_TASK STATEMENT_
Copy every line from the records that holds the word "быть".

_DATA TO PROCESS_

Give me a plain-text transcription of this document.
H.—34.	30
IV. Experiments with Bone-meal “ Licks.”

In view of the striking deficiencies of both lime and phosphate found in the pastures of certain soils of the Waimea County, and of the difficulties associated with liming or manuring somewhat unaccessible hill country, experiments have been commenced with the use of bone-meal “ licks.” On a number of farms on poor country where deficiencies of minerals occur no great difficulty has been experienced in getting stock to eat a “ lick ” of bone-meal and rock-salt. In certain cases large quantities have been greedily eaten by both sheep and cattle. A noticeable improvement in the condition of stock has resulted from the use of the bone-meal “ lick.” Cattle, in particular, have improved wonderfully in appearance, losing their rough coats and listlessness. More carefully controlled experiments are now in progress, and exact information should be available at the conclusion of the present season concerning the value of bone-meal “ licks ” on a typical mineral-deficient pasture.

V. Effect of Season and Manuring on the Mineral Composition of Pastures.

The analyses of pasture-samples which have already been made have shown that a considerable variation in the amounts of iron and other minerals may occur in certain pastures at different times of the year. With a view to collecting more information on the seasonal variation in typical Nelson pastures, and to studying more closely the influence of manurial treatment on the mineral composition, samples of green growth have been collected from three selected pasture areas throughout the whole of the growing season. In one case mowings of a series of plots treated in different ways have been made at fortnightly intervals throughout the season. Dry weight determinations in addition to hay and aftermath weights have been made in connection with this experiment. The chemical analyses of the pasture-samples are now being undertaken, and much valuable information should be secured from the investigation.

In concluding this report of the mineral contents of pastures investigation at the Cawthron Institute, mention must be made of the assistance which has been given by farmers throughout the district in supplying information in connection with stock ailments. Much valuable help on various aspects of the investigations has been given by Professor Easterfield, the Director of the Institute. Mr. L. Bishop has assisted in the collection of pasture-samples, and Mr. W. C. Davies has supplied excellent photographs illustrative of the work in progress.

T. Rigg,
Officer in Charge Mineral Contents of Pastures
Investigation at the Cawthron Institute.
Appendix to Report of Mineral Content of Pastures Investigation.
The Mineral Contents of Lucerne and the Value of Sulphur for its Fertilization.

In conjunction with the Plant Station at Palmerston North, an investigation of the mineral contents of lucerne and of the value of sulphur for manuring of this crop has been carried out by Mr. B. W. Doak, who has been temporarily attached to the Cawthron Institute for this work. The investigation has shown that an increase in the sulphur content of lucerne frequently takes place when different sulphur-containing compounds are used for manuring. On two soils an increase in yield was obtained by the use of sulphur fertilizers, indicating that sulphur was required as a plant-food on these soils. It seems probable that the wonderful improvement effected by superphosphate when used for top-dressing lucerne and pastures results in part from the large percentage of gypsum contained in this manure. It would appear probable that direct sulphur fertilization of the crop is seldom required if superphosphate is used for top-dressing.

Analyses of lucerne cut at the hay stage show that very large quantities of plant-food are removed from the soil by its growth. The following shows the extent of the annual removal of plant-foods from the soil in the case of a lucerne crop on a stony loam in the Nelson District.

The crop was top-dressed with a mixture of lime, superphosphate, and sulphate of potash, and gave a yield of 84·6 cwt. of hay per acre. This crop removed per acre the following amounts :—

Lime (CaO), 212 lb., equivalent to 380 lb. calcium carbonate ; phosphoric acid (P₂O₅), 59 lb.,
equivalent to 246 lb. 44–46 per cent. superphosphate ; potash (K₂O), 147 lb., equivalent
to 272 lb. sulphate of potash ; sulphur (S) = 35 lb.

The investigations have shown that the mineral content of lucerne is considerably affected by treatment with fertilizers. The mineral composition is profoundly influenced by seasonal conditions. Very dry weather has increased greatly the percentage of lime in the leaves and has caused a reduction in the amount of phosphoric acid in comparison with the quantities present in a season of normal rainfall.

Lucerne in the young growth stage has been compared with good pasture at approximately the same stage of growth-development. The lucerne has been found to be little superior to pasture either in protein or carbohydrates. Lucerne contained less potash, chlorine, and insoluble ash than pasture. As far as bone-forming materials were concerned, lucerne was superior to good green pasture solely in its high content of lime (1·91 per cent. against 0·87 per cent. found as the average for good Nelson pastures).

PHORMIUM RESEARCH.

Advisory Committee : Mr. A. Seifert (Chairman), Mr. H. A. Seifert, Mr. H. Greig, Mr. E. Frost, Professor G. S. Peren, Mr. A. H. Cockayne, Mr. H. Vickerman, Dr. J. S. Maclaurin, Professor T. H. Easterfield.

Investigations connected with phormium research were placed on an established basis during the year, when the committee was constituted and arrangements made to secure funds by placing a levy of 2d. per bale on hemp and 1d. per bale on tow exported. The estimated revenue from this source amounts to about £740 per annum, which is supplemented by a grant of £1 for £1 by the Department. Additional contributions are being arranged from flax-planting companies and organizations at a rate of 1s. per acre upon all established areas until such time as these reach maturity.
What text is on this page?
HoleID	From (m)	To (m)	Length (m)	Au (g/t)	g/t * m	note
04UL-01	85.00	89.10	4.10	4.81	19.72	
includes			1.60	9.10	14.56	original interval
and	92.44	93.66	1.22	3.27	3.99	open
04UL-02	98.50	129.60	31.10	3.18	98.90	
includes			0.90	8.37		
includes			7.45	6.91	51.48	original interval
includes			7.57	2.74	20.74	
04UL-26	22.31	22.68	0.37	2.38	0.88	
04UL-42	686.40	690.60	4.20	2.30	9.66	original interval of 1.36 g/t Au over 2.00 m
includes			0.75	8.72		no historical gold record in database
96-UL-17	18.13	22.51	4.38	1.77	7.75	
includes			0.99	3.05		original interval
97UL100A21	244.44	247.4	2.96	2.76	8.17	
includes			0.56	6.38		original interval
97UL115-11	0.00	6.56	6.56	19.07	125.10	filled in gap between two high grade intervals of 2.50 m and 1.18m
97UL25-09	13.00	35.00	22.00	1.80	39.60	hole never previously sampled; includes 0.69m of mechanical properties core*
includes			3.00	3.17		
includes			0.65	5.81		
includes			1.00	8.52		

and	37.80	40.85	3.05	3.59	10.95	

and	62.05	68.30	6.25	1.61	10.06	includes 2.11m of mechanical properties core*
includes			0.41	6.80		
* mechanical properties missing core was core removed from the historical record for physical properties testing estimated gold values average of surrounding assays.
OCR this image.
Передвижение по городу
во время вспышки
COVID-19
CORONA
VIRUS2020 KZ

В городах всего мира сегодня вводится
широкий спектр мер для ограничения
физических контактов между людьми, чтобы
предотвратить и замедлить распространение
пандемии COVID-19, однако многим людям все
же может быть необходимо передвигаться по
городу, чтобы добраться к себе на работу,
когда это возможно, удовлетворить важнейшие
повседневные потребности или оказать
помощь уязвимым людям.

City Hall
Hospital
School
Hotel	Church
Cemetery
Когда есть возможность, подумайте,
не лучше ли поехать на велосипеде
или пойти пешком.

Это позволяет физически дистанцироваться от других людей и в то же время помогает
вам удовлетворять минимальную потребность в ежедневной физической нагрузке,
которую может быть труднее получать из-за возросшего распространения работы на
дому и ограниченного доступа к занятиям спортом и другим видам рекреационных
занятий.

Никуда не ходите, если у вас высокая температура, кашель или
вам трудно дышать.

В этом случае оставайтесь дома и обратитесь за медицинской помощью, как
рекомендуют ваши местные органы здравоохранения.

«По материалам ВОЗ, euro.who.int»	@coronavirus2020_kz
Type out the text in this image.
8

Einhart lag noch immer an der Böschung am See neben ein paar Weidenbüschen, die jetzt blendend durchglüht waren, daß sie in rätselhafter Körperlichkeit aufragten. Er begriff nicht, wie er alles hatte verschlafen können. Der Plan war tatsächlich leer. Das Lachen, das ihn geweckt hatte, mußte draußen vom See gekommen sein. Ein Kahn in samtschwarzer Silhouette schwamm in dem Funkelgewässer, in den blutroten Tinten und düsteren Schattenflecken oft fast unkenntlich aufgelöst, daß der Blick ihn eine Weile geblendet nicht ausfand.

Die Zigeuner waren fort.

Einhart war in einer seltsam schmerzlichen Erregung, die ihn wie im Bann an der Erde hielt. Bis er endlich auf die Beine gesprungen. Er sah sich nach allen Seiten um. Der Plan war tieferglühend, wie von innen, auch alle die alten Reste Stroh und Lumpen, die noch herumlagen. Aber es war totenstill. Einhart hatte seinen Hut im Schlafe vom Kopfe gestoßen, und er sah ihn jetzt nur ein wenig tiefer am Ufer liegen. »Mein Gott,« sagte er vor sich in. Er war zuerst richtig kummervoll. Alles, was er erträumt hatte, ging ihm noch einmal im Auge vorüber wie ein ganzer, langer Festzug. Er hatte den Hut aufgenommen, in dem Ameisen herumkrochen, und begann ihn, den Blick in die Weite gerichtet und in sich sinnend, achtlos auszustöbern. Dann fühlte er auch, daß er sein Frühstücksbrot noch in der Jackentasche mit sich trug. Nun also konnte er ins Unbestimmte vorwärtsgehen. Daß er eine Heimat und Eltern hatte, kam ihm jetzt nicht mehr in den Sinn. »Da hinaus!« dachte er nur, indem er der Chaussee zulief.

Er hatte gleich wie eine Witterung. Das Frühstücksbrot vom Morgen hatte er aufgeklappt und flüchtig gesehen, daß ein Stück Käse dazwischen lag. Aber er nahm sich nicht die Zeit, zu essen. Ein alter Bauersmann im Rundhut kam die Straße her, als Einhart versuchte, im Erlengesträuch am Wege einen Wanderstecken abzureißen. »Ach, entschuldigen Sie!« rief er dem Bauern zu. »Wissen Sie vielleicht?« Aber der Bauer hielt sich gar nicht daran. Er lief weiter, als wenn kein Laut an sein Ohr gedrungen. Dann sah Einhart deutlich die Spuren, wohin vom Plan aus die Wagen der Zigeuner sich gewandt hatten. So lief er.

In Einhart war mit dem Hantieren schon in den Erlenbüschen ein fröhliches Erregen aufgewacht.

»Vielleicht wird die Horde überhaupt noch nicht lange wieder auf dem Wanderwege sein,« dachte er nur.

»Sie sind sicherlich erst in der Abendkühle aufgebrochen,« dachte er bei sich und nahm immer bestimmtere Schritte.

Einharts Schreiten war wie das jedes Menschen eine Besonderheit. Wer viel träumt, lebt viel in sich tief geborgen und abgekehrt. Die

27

_SOLUTION_
же может быть необходимо передвигаться по
которую может быть труднее получать из-за возросшего распространения работы на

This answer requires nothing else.